◆ **The task**: Write only the number of lines holding the string "животными".

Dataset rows

----

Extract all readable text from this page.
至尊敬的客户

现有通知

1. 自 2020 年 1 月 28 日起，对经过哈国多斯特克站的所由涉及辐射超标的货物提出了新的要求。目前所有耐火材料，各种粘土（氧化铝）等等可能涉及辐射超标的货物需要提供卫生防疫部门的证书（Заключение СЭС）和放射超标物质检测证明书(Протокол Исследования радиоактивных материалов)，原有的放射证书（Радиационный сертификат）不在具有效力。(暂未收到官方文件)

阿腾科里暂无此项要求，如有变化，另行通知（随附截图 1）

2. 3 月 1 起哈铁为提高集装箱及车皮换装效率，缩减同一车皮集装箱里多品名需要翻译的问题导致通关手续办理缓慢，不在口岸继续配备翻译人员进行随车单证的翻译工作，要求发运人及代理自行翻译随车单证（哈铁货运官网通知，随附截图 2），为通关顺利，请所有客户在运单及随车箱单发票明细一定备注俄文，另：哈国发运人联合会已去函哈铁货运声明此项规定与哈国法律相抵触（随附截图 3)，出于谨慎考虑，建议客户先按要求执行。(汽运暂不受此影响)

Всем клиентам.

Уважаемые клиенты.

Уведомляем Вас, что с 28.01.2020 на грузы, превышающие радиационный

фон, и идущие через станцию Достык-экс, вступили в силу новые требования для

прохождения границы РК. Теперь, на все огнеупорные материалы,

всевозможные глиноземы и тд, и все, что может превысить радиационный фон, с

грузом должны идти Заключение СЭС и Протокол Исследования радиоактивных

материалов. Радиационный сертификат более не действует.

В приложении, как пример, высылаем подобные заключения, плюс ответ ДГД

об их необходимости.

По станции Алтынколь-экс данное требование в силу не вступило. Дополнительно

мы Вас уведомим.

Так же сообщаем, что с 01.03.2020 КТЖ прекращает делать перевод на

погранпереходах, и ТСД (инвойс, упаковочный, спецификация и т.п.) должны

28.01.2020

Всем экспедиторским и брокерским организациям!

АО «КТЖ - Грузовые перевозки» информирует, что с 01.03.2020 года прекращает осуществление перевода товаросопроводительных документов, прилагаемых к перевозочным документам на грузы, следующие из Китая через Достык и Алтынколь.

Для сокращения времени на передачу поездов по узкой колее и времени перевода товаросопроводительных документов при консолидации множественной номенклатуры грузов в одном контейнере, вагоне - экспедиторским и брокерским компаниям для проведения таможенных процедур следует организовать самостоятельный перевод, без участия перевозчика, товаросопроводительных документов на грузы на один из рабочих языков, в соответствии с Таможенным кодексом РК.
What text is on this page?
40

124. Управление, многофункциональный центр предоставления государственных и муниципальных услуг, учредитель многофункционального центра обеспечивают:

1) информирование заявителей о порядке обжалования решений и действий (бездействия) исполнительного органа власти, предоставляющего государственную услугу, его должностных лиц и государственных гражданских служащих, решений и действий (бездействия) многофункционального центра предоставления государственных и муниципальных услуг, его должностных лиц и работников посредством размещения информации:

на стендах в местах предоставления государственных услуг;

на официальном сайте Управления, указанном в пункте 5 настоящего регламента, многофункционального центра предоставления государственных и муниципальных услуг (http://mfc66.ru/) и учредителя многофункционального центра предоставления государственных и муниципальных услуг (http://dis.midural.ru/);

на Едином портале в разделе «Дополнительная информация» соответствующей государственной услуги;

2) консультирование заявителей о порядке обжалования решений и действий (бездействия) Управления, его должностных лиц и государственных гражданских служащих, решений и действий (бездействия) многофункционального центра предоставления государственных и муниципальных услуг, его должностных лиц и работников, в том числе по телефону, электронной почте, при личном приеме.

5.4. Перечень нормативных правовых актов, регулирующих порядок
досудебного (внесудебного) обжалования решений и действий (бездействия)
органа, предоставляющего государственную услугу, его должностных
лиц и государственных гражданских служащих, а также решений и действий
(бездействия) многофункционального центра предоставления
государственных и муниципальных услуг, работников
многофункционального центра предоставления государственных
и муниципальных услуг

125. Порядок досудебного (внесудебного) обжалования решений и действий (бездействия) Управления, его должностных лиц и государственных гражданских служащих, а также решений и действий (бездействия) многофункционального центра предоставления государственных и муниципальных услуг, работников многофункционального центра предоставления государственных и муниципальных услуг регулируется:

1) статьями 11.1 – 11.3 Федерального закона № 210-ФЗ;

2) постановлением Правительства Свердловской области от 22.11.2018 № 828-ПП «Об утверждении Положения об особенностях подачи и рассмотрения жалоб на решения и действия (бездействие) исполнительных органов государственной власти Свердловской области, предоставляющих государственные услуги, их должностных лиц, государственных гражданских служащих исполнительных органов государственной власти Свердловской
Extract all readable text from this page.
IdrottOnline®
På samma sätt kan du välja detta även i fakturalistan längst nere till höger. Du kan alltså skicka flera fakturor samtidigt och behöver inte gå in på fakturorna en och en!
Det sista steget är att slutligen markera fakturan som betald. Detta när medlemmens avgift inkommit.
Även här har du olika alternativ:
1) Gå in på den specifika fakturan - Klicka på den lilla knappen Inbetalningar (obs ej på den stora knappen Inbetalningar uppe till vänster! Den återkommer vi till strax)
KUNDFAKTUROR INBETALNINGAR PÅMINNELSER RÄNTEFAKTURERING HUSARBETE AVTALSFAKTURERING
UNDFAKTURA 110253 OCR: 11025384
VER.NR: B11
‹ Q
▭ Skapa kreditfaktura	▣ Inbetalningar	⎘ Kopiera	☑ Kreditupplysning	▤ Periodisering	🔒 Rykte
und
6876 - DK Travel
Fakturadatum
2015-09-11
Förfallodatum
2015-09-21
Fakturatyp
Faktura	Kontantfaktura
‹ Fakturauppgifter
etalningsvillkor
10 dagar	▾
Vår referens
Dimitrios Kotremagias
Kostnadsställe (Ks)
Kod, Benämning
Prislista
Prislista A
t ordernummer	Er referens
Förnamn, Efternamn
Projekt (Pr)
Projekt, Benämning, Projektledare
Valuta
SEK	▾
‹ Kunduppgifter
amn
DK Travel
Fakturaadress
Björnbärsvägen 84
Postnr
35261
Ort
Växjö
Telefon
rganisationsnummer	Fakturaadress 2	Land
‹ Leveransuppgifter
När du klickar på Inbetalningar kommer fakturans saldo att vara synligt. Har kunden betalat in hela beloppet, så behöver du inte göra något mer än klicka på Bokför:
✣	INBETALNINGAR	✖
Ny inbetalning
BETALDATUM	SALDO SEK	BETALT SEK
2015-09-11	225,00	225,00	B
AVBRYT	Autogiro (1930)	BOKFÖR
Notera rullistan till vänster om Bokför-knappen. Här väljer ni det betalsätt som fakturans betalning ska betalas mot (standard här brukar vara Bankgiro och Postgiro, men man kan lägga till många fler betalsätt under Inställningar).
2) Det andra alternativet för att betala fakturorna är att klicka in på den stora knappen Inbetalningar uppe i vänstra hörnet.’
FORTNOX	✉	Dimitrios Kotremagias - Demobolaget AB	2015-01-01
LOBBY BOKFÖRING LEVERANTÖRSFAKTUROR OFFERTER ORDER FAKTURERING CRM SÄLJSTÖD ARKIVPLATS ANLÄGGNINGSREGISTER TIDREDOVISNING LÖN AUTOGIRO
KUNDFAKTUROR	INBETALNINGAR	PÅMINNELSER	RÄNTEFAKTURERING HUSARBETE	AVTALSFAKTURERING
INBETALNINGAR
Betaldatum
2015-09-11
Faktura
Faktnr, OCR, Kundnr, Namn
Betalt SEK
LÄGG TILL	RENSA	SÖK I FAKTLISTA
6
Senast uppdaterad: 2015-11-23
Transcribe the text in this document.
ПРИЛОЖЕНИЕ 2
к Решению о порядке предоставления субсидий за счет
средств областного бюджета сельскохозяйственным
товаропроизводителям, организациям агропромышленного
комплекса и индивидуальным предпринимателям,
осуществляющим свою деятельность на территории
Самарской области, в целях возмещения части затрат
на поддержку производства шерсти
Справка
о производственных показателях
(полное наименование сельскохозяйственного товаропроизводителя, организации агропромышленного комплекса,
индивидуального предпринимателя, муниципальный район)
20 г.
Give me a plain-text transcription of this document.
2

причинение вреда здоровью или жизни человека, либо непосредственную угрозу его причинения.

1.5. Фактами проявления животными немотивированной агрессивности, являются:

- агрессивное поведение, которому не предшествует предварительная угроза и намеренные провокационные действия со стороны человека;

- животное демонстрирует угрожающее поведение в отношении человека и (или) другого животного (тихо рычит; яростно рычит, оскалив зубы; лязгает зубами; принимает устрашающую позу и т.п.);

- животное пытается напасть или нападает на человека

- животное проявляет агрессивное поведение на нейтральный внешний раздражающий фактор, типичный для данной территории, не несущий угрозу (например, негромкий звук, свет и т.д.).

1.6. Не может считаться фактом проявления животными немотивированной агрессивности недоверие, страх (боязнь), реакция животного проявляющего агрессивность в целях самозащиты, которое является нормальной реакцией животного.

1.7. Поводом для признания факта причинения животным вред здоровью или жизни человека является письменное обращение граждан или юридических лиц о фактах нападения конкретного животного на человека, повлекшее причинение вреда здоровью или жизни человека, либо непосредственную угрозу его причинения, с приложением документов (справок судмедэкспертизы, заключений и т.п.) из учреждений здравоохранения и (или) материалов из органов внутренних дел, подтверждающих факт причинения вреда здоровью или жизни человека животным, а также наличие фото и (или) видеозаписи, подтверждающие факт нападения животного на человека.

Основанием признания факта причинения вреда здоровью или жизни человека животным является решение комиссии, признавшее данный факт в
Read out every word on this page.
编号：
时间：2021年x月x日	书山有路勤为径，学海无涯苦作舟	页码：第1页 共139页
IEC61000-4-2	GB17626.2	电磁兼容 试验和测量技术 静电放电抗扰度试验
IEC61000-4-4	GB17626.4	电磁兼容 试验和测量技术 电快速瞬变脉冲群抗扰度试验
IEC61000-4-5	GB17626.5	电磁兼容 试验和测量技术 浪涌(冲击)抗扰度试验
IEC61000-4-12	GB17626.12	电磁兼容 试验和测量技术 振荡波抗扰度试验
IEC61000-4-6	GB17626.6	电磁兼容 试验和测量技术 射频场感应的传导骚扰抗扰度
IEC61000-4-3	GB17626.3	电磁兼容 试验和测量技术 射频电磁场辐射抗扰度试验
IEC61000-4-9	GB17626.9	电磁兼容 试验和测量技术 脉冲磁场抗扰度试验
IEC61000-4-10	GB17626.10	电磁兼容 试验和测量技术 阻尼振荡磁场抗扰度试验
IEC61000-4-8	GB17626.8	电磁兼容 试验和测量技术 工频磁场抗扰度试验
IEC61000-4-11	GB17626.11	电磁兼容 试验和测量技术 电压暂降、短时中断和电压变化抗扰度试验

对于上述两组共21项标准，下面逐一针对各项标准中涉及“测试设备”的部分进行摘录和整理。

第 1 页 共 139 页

----

◆ **Output**: 2